----- MATERIAL -----

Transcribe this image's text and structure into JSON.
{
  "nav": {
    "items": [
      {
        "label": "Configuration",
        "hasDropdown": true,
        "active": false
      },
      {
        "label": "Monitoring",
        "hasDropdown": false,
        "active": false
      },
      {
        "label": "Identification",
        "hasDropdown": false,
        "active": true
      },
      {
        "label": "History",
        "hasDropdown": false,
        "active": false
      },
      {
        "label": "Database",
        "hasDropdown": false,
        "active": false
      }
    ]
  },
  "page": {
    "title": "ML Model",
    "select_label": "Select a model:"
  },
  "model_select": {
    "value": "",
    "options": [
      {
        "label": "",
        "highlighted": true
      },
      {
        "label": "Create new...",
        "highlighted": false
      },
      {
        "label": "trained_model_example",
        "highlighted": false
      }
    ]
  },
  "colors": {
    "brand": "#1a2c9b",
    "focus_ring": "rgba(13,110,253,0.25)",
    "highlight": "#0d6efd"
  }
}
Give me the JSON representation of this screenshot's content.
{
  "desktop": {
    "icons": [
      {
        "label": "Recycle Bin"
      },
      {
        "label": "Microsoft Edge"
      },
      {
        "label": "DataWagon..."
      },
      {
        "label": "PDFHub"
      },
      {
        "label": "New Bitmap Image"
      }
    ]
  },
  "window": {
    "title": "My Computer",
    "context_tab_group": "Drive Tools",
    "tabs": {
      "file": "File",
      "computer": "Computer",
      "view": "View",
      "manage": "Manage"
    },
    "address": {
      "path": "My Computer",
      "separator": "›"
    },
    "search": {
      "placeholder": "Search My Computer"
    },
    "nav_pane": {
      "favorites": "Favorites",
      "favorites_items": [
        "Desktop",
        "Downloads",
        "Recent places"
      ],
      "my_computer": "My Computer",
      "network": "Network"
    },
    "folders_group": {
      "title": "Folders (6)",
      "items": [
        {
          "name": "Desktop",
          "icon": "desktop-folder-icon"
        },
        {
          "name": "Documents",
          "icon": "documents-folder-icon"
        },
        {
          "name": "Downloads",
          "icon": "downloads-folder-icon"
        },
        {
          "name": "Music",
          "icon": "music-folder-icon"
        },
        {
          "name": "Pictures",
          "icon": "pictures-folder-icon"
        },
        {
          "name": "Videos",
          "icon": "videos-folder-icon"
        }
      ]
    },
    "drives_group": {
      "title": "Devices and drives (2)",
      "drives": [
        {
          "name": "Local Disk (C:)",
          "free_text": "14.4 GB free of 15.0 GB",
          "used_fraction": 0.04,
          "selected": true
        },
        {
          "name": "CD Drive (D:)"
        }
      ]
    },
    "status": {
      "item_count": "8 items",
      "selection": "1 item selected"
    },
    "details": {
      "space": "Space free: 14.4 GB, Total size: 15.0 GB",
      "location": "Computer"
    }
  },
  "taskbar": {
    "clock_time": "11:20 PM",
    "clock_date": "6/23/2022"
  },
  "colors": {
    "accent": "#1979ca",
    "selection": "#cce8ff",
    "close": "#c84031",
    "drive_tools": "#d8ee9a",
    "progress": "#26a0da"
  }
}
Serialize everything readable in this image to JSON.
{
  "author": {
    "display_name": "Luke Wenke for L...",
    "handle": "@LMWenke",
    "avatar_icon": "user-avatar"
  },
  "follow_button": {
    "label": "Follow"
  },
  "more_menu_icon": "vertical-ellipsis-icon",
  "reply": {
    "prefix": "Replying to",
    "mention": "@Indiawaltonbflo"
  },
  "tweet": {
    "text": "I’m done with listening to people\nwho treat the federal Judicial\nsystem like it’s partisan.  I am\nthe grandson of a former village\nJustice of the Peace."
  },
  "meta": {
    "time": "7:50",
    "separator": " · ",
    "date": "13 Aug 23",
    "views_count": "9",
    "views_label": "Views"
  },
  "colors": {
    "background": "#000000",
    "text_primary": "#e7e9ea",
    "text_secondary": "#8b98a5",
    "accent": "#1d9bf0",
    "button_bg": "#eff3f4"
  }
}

-----

» REQUIRED TASK: Count every line of the material above that holds the string "Computer", then state only the total.

» REPLY TO THE TASK: 6